**SET TASK**
What is the number of lines that include the word "Contains"? Provide only that figure.

**DATA LINES**
════════════════════

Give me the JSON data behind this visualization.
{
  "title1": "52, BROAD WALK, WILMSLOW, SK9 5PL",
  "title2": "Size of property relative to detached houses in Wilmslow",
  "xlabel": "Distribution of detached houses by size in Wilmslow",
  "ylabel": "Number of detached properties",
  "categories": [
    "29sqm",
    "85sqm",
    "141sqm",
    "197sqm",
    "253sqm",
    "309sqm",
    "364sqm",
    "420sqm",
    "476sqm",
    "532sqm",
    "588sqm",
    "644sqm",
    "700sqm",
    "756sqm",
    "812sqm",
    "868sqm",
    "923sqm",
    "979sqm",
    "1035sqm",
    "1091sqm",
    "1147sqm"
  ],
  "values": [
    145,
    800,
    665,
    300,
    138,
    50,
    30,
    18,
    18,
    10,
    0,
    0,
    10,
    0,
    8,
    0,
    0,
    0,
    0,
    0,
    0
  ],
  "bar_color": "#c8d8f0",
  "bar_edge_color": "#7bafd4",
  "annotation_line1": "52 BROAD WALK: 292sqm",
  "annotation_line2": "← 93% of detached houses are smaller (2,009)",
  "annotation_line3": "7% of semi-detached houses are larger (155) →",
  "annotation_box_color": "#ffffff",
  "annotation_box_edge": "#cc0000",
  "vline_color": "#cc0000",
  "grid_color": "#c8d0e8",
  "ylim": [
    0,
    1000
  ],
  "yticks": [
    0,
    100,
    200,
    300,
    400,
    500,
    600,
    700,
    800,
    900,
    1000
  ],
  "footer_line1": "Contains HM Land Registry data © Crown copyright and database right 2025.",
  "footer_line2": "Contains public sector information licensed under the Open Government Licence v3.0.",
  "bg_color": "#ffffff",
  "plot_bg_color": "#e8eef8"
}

════════════════════

**SOLUTION FOR THIS EXERCISE**
2